Exercise instructions = Set down the following lines again without altering a single character.

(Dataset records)
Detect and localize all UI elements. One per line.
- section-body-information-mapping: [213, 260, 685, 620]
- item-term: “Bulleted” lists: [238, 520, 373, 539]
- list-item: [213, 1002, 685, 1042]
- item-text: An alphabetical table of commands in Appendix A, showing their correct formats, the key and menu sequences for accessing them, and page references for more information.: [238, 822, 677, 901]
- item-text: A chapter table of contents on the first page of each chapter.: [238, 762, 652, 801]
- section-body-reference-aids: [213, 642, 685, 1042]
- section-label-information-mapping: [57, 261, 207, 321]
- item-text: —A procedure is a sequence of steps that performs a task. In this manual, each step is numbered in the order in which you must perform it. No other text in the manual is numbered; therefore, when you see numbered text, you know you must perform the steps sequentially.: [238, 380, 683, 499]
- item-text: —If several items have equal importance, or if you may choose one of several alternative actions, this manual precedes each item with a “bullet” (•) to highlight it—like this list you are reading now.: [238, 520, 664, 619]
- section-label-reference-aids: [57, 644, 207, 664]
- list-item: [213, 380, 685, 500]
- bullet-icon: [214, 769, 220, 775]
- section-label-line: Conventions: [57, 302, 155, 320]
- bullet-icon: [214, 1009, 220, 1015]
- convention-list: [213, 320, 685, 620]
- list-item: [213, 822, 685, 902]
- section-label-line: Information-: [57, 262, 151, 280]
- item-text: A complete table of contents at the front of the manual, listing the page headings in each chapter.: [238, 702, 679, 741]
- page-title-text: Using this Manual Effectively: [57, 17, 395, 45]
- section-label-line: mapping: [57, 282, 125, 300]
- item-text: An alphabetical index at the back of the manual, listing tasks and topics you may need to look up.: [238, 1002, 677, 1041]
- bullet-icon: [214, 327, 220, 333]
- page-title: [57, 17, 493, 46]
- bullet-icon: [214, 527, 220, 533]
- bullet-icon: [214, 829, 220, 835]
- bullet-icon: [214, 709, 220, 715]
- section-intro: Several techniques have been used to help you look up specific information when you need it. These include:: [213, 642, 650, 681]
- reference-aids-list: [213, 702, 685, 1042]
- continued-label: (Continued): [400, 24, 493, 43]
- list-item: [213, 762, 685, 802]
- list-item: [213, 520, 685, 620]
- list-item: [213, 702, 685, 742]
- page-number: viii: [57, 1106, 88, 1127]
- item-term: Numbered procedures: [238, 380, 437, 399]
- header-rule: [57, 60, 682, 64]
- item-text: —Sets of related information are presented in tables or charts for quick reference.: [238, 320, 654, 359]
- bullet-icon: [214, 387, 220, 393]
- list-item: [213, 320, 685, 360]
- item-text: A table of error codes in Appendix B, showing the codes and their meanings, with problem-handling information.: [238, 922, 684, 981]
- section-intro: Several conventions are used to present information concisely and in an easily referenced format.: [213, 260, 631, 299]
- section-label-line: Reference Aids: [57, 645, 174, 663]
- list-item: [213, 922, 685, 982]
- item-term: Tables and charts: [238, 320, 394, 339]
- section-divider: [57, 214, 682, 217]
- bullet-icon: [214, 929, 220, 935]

Finished exercise =
Detect and localize all UI elements. One per line.
- section-body-information-mapping: [213, 260, 685, 620]
- item-term: “Bulleted” lists: [238, 520, 373, 539]
- list-item: [213, 1002, 685, 1042]
- item-text: An alphabetical table of commands in Appendix A, showing their correct formats, the key and menu sequences for accessing them, and page references for more information.: [238, 822, 677, 901]
- item-text: A chapter table of contents on the first page of each chapter.: [238, 762, 652, 801]
- section-body-reference-aids: [213, 642, 685, 1042]
- section-label-information-mapping: [57, 261, 207, 321]
- item-text: —A procedure is a sequence of steps that performs a task. In this manual, each step is numbered in the order in which you must perform it. No other text in the manual is numbered; therefore, when you see numbered text, you know you must perform the steps sequentially.: [238, 380, 683, 499]
- item-text: —If several items have equal importance, or if you may choose one of several alternative actions, this manual precedes each item with a “bullet” (•) to highlight it—like this list you are reading now.: [238, 520, 664, 619]
- section-label-reference-aids: [57, 644, 207, 664]
- list-item: [213, 380, 685, 500]
- bullet-icon: [214, 769, 220, 775]
- section-label-line: Conventions: [57, 302, 155, 320]
- bullet-icon: [214, 1009, 220, 1015]
- convention-list: [213, 320, 685, 620]
- list-item: [213, 822, 685, 902]
- section-label-line: Information-: [57, 262, 151, 280]
- item-text: A complete table of contents at the front of the manual, listing the page headings in each chapter.: [238, 702, 679, 741]
- page-title-text: Using this Manual Effectively: [57, 17, 395, 45]
- section-label-line: mapping: [57, 282, 125, 300]
- item-text: An alphabetical index at the back of the manual, listing tasks and topics you may need to look up.: [238, 1002, 677, 1041]
- bullet-icon: [214, 327, 220, 333]
- page-title: [57, 17, 493, 46]
- bullet-icon: [214, 527, 220, 533]
- bullet-icon: [214, 829, 220, 835]
- bullet-icon: [214, 709, 220, 715]
- section-intro: Several techniques have been used to help you look up specific information when you need it. These include:: [213, 642, 650, 681]
- reference-aids-list: [213, 702, 685, 1042]
- continued-label: (Continued): [400, 24, 493, 43]
- list-item: [213, 762, 685, 802]
- list-item: [213, 520, 685, 620]
- list-item: [213, 702, 685, 742]
- page-number: viii: [57, 1106, 88, 1127]
- item-term: Numbered procedures: [238, 380, 437, 399]
- header-rule: [57, 60, 682, 64]
- item-text: —Sets of related information are presented in tables or charts for quick reference.: [238, 320, 654, 359]
- bullet-icon: [214, 387, 220, 393]
- list-item: [213, 320, 685, 360]
- item-text: A table of error codes in Appendix B, showing the codes and their meanings, with problem-handling information.: [238, 922, 684, 981]
- section-intro: Several conventions are used to present information concisely and in an easily referenced format.: [213, 260, 631, 299]
- section-label-line: Reference Aids: [57, 645, 174, 663]
- list-item: [213, 922, 685, 982]
- item-term: Tables and charts: [238, 320, 394, 339]
- section-divider: [57, 214, 682, 217]
- bullet-icon: [214, 929, 220, 935]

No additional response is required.